[Items listed in a dataset]
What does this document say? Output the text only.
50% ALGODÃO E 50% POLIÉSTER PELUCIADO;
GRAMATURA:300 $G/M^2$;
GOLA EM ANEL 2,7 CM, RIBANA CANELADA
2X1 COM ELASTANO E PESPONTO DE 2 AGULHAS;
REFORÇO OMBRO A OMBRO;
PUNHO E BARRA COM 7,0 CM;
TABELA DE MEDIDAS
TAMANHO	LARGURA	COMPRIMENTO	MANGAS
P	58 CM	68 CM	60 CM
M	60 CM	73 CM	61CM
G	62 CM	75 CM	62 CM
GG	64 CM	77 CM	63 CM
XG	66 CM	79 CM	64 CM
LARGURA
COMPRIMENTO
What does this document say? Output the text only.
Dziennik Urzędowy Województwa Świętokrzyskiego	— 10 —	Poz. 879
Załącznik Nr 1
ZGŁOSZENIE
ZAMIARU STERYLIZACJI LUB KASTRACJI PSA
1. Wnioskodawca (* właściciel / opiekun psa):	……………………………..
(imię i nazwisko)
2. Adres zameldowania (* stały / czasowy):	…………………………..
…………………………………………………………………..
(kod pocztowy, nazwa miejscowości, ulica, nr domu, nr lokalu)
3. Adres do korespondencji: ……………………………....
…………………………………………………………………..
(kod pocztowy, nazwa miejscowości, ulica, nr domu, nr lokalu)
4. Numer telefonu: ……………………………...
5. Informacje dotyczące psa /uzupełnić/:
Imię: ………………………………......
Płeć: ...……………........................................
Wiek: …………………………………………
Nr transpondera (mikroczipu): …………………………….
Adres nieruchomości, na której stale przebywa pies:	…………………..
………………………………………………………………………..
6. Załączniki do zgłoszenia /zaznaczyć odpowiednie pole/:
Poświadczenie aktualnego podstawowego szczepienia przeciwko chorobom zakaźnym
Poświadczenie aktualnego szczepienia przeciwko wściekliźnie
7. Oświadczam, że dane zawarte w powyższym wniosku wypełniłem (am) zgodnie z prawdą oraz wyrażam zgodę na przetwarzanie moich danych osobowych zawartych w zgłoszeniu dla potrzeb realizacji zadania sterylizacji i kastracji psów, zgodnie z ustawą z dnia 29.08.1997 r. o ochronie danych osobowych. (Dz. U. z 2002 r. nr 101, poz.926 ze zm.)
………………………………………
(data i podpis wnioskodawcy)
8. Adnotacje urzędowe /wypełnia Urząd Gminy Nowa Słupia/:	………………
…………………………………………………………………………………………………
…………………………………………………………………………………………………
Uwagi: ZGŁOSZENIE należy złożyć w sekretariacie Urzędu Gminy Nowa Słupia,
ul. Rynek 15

* * *

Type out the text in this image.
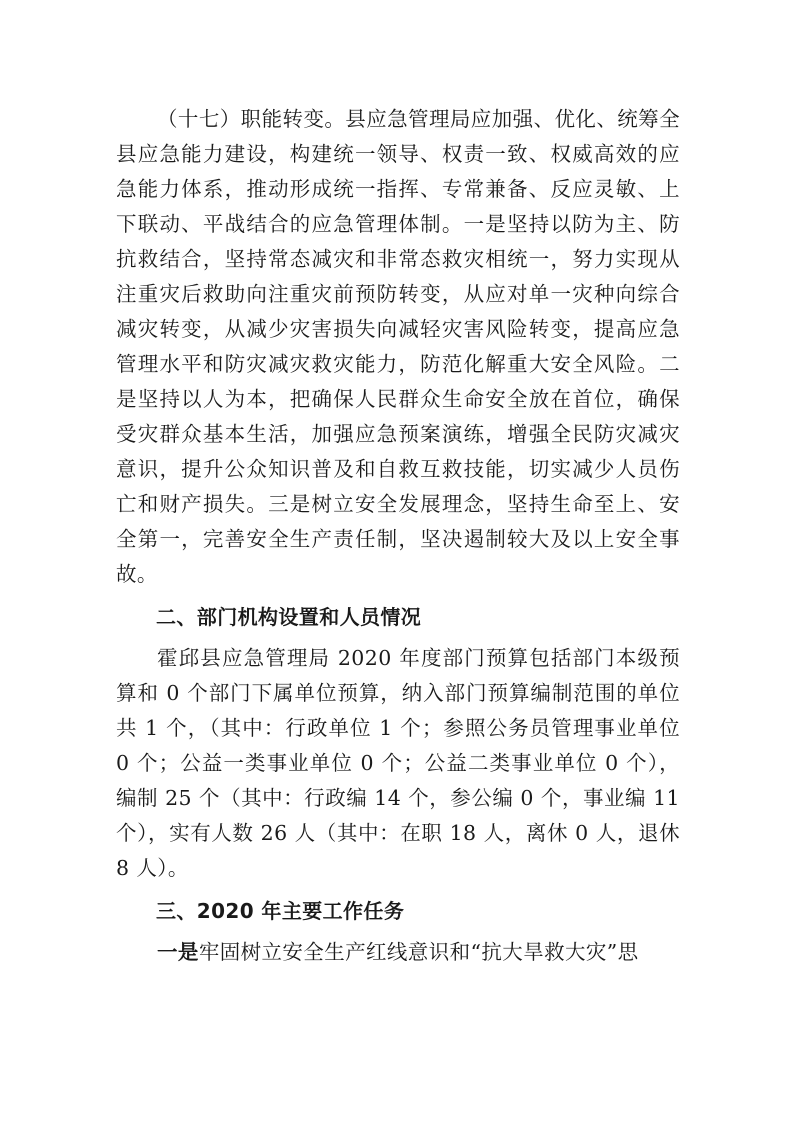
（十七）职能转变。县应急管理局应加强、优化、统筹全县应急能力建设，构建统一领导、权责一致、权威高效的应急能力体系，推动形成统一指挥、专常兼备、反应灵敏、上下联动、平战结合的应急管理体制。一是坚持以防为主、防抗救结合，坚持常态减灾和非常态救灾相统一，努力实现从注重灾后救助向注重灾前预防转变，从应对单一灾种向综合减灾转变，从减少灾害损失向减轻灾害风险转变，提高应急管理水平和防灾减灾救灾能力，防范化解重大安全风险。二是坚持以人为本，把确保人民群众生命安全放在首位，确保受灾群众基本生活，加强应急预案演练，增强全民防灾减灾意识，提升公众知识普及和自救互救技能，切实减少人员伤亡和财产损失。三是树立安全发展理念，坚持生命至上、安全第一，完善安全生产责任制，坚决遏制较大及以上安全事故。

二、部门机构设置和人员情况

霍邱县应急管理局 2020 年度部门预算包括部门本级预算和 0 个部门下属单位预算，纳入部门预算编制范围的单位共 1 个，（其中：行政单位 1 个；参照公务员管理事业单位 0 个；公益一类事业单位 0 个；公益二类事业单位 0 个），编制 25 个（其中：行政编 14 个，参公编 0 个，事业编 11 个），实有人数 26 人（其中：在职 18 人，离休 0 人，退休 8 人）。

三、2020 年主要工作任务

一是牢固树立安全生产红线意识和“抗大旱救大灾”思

...

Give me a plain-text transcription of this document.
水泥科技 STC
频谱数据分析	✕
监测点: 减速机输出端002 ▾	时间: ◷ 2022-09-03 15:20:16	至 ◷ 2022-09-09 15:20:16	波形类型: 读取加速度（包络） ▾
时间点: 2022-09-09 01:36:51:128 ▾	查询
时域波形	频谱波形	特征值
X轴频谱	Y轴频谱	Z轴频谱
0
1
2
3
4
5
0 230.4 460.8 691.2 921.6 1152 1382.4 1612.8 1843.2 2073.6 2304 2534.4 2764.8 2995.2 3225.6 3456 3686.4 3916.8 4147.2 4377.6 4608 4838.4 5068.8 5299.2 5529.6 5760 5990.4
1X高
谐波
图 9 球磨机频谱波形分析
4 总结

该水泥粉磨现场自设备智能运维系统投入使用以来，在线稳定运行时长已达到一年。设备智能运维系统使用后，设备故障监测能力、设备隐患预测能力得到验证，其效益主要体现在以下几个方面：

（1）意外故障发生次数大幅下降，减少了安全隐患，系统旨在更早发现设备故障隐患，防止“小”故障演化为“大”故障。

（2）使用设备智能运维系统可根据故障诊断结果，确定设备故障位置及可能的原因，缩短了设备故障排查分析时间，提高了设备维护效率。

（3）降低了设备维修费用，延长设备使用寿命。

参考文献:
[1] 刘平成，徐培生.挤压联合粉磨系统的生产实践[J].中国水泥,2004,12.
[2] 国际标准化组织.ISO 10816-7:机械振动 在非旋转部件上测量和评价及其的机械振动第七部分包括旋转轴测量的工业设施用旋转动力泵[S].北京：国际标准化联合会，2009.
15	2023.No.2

» **WHAT TO DO**:
Which lines include the word "ZGŁOSZENIE"? Copy every one of them.

» **RESPONSE TO THE TASK**:
ZGŁOSZENIE
Uwagi: ZGŁOSZENIE należy złożyć w sekretariacie Urzędu Gminy Nowa Słupia,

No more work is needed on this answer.